-- Start of GIVEN ENTRIES --

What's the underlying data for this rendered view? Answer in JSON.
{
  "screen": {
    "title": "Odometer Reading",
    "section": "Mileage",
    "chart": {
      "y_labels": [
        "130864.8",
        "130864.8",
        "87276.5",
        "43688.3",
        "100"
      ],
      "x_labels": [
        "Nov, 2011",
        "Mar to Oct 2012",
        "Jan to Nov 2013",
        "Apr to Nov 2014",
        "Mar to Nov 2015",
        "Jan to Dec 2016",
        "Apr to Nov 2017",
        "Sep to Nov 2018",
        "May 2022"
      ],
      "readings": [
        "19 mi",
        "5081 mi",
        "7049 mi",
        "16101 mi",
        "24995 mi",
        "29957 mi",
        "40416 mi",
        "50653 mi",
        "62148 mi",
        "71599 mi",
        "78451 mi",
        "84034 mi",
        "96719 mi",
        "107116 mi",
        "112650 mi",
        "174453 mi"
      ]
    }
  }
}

-- End of GIVEN ENTRIES --

WHAT THE TASK ASKS: Transcribe all of the material exactly. Omit nothing.

OUTPUT BELOW:
What's the underlying data for this rendered view? Answer in JSON.
{
  "screen": {
    "title": "Odometer Reading",
    "section": "Mileage",
    "chart": {
      "y_labels": [
        "130864.8",
        "130864.8",
        "87276.5",
        "43688.3",
        "100"
      ],
      "x_labels": [
        "Nov, 2011",
        "Mar to Oct 2012",
        "Jan to Nov 2013",
        "Apr to Nov 2014",
        "Mar to Nov 2015",
        "Jan to Dec 2016",
        "Apr to Nov 2017",
        "Sep to Nov 2018",
        "May 2022"
      ],
      "readings": [
        "19 mi",
        "5081 mi",
        "7049 mi",
        "16101 mi",
        "24995 mi",
        "29957 mi",
        "40416 mi",
        "50653 mi",
        "62148 mi",
        "71599 mi",
        "78451 mi",
        "84034 mi",
        "96719 mi",
        "107116 mi",
        "112650 mi",
        "174453 mi"
      ]
    }
  }
}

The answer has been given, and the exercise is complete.